# Problem requirements
Set down a true copy of the data, with all pictures left out.

# Source information
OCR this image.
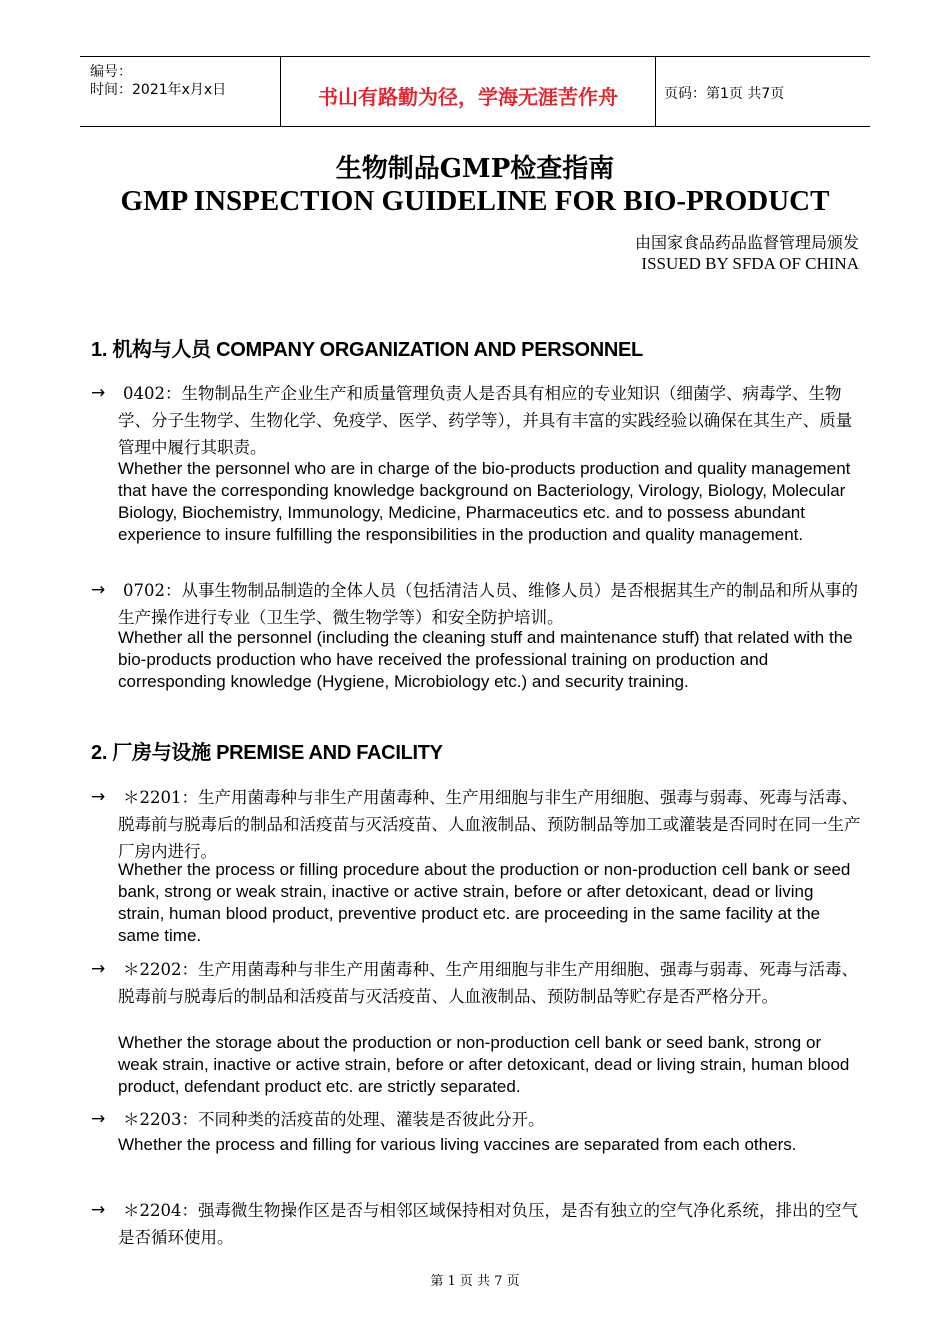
编号：
时间：2021年x月x日	书山有路勤为径，学海无涯苦作舟	页码：第1页 共7页
生物制品GMP检查指南
GMP INSPECTION GUIDELINE FOR BIO-PRODUCT
由国家食品药品监督管理局颁发
ISSUED BY SFDA OF CHINA
1. 机构与人员 COMPANY ORGANIZATION AND PERSONNEL
→	0402：生物制品生产企业生产和质量管理负责人是否具有相应的专业知识（细菌学、病毒学、生物学、分子生物学、生物化学、免疫学、医学、药学等），并具有丰富的实践经验以确保在其生产、质量管理中履行其职责。
Whether the personnel who are in charge of the bio-products production and quality management that have the corresponding knowledge background on Bacteriology, Virology, Biology, Molecular Biology, Biochemistry, Immunology, Medicine, Pharmaceutics etc. and to possess abundant experience to insure fulfilling the responsibilities in the production and quality management.
→	0702：从事生物制品制造的全体人员（包括清洁人员、维修人员）是否根据其生产的制品和所从事的生产操作进行专业（卫生学、微生物学等）和安全防护培训。
Whether all the personnel (including the cleaning stuff and maintenance stuff) that related with the bio-products production who have received the professional training on production and corresponding knowledge (Hygiene, Microbiology etc.) and security training.
2. 厂房与设施 PREMISE AND FACILITY
→	＊2201：生产用菌毒种与非生产用菌毒种、生产用细胞与非生产用细胞、强毒与弱毒、死毒与活毒、脱毒前与脱毒后的制品和活疫苗与灭活疫苗、人血液制品、预防制品等加工或灌装是否同时在同一生产厂房内进行。
Whether the process or filling procedure about the production or non-production cell bank or seed bank, strong or weak strain, inactive or active strain, before or after detoxicant, dead or living strain, human blood product, preventive product etc. are proceeding in the same facility at the same time.
→	＊2202：生产用菌毒种与非生产用菌毒种、生产用细胞与非生产用细胞、强毒与弱毒、死毒与活毒、脱毒前与脱毒后的制品和活疫苗与灭活疫苗、人血液制品、预防制品等贮存是否严格分开。
Whether the storage about the production or non-production cell bank or seed bank, strong or weak strain, inactive or active strain, before or after detoxicant, dead or living strain, human blood product, defendant product etc. are strictly separated.
→	＊2203：不同种类的活疫苗的处理、灌装是否彼此分开。
Whether the process and filling for various living vaccines are separated from each others.
→	＊2204：强毒微生物操作区是否与相邻区域保持相对负压，是否有独立的空气净化系统，排出的空气是否循环使用。
第 1 页 共 7 页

# Output of the exercise
OCR this image.
编号：
时间：2021年x月x日	书山有路勤为径，学海无涯苦作舟	页码：第1页 共7页
生物制品GMP检查指南
GMP INSPECTION GUIDELINE FOR BIO-PRODUCT
由国家食品药品监督管理局颁发
ISSUED BY SFDA OF CHINA
1. 机构与人员 COMPANY ORGANIZATION AND PERSONNEL
→	0402：生物制品生产企业生产和质量管理负责人是否具有相应的专业知识（细菌学、病毒学、生物学、分子生物学、生物化学、免疫学、医学、药学等），并具有丰富的实践经验以确保在其生产、质量管理中履行其职责。
Whether the personnel who are in charge of the bio-products production and quality management that have the corresponding knowledge background on Bacteriology, Virology, Biology, Molecular Biology, Biochemistry, Immunology, Medicine, Pharmaceutics etc. and to possess abundant experience to insure fulfilling the responsibilities in the production and quality management.
→	0702：从事生物制品制造的全体人员（包括清洁人员、维修人员）是否根据其生产的制品和所从事的生产操作进行专业（卫生学、微生物学等）和安全防护培训。
Whether all the personnel (including the cleaning stuff and maintenance stuff) that related with the bio-products production who have received the professional training on production and corresponding knowledge (Hygiene, Microbiology etc.) and security training.
2. 厂房与设施 PREMISE AND FACILITY
→	＊2201：生产用菌毒种与非生产用菌毒种、生产用细胞与非生产用细胞、强毒与弱毒、死毒与活毒、脱毒前与脱毒后的制品和活疫苗与灭活疫苗、人血液制品、预防制品等加工或灌装是否同时在同一生产厂房内进行。
Whether the process or filling procedure about the production or non-production cell bank or seed bank, strong or weak strain, inactive or active strain, before or after detoxicant, dead or living strain, human blood product, preventive product etc. are proceeding in the same facility at the same time.
→	＊2202：生产用菌毒种与非生产用菌毒种、生产用细胞与非生产用细胞、强毒与弱毒、死毒与活毒、脱毒前与脱毒后的制品和活疫苗与灭活疫苗、人血液制品、预防制品等贮存是否严格分开。
Whether the storage about the production or non-production cell bank or seed bank, strong or weak strain, inactive or active strain, before or after detoxicant, dead or living strain, human blood product, defendant product etc. are strictly separated.
→	＊2203：不同种类的活疫苗的处理、灌装是否彼此分开。
Whether the process and filling for various living vaccines are separated from each others.
→	＊2204：强毒微生物操作区是否与相邻区域保持相对负压，是否有独立的空气净化系统，排出的空气是否循环使用。
第 1 页 共 7 页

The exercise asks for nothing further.